READING PASSAGE.
Trade unions have been vital in driving this agenda, and I want to highlight the role of the Union of Shop, Distributive and Allied Workers—the retail trade union. Across the UK, thousands of shop workers, warehouse staff and reps are having conversations about neurodiversity. Many USDAW members are neurodivergent themselves. Many others are parents or carers of neurodivergent children and adults, juggling paid work with caring responsibilities in sectors where flexibility is often in short supply. USDAW talks about neurodiversity in the same way that we talk about physical difference. Some people are taller, some are stronger, some have more stamina. We accept those differences without question, and our brains are no different.

I also highlight the work that the GMB has done through its “Thinking Differently at Work” toolkit on neurodiversity, which I value because it is practical and designed for real workplaces, covering understanding neurodivergence, good employment practice, the law, reasonable adjustments and more.

Clear, accessible guidance is what too many workplaces are missing. It shows how much progress can be made when knowledge is shared early, rather than after problems escalate. Without neurodivergent minds, the world would be a poorer place. We would miss out on different ways of seeing problems, spotting patterns and challenging assumptions. That is true on a shopfloor, in a hospital, in a classroom and here in Parliament, which is why I have joined other MPs who are neurodivergent or disabled to support work on modernising Parliament, not just to make it more accessible for those of us already here but to encourage more people from different backgrounds to come into politics in the first place.

Neurodiversity should never be a barrier to ambition, public service or opportunity. Earlier this year, the TUC passed a motion calling for stronger national action on neurodiversity at work, calling for: clearer rights to reasonable adjustments, including for those waiting for a diagnosis; recruitment reform that assesses ability rather than social performance; investment in inclusive apprenticeships and work experience; better workforce data; and a national neurodiversity strategy co-created with disabled people. Those serious, practical proposals are grounded in lived experience. Supporting neurodiversity early is not a “nice to have”. It is a prevention that benefits everyone.

LIST OF TASKS.
(a) According to the speech on neurodiversity at work, why did the speaker join other neurodivergent or disabled MPs in supporting work on modernising Parliament? Answer in one to three sentences.
(b) Carry on the speech on neurodiversity at work, picking up right after its final sentence.
The entries that follow come from a separate source and are unrelated to the speech.

SUPPLIED INFORMATION.
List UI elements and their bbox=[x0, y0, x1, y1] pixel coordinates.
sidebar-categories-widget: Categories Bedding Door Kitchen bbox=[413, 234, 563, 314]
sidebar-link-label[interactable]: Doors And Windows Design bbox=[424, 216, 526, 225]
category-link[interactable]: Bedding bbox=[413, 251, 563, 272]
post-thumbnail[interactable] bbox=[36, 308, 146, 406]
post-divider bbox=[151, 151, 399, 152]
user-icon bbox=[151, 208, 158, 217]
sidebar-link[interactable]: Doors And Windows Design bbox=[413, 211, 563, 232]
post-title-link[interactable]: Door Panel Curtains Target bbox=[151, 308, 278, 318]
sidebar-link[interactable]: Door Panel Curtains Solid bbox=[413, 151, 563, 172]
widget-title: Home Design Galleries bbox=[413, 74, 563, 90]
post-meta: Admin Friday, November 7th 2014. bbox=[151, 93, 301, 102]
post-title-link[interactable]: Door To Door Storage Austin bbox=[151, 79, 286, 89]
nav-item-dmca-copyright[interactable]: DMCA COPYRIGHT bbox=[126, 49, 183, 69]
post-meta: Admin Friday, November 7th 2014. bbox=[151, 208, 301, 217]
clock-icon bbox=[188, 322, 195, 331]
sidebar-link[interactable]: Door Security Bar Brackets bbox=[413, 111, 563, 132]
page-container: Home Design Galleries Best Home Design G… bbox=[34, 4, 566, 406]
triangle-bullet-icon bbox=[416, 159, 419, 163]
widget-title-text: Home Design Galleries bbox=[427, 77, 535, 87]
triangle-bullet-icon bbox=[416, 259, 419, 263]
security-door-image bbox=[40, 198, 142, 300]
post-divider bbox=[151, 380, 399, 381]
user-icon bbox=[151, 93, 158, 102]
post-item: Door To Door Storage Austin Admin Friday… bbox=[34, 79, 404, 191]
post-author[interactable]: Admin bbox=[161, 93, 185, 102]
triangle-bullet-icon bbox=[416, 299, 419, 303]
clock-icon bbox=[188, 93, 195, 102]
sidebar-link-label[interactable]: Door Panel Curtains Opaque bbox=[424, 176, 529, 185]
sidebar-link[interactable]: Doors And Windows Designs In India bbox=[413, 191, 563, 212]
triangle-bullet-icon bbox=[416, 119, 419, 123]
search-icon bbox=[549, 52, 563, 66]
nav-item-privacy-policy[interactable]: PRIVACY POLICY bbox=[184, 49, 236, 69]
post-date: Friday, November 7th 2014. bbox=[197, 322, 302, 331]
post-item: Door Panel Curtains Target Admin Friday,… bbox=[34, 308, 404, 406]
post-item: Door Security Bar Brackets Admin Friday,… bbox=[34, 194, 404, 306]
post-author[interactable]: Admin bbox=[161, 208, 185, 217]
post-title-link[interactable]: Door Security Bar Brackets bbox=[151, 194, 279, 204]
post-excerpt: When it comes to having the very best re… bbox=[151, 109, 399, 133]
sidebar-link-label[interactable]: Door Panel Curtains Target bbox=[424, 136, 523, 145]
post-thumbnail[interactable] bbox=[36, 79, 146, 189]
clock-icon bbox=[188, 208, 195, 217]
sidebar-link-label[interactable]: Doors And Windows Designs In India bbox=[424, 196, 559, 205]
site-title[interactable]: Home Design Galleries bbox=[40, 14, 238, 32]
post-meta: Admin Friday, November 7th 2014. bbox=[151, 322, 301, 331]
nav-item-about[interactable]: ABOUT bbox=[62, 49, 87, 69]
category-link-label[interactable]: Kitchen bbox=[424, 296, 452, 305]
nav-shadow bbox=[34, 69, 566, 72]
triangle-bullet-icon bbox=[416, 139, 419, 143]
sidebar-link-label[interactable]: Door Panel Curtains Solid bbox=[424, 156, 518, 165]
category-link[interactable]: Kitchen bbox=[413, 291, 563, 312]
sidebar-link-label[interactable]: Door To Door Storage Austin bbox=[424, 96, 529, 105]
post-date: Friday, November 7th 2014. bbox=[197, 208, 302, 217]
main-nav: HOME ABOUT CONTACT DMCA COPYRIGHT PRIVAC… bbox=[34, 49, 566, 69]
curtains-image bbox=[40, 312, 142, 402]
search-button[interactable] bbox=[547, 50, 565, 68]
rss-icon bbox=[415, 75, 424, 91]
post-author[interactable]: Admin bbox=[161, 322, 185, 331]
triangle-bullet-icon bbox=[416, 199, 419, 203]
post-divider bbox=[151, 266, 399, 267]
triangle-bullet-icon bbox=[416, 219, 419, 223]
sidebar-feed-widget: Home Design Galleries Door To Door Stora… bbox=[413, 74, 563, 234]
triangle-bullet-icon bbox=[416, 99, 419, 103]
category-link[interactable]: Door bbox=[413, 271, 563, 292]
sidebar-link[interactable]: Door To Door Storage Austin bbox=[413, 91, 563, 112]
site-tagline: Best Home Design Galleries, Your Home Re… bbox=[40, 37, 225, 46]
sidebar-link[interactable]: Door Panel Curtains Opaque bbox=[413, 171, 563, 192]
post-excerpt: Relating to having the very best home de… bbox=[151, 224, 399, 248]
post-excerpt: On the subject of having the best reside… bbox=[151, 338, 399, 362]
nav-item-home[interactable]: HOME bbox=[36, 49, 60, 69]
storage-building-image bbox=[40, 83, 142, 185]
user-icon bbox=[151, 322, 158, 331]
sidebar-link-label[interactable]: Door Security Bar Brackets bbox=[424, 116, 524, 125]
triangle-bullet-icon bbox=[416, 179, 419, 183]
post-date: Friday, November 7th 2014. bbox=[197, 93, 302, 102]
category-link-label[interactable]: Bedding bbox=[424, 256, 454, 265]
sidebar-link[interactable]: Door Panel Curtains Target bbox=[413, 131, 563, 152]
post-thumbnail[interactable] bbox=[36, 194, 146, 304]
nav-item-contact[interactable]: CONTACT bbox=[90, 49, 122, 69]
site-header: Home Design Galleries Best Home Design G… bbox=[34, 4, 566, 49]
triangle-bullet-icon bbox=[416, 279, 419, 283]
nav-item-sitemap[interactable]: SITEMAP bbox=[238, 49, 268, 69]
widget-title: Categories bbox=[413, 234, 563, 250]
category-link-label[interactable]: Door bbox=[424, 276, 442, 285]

ANSWERS BY TASK.
(a) The speaker holds that neurodivergent minds bring different ways of seeing problems, spotting patterns and challenging assumptions, and that this holds in Parliament as much as on a shopfloor, in a hospital or in a classroom. Modernising Parliament would make it more accessible for those already there and encourage more people from different backgrounds to enter politics.

(b)
I have six asks of the Minister. First, will she commit to strengthening compliance mechanisms for how the Equality Act duty to make reasonable adjustments is understood and enforced in practice? Secondly, will she set out what the Government will do to make sure that people can access support at work, based on need not paperwork, including those who are waiting for or do not have a formal diagnosis? We cannot build workplace inclusion around a system where people may wait years for an assessment.

Thirdly, will the Minister commit to improving Access to Work, with clearer signposting for employers and employees, a simpler process and faster decisions, so that support arrives when it is needed and not months later? Fourthly, will she ensure that the public sector shows leadership by adopting consistent neuroinclusion standards, including manager training, so that reasonable adjustments are not left to chance or the good will of individual teams?

Fifthly, will the Minister commit to collecting and publishing workforce data on neurodivergent employees, so that progress can be tracked? At the moment, too much of the conversation relies on anecdote rather than evidence. Transparency matters and what gets measured gets improved. If we are serious about accountability, workforce data must be part of the picture.

Finally, will the Minister commit to ensuring that neurodivergent workers’ voices are central to this work, based on the principle of “nothing about us without us”, so that policy is shaped with people and not done to them?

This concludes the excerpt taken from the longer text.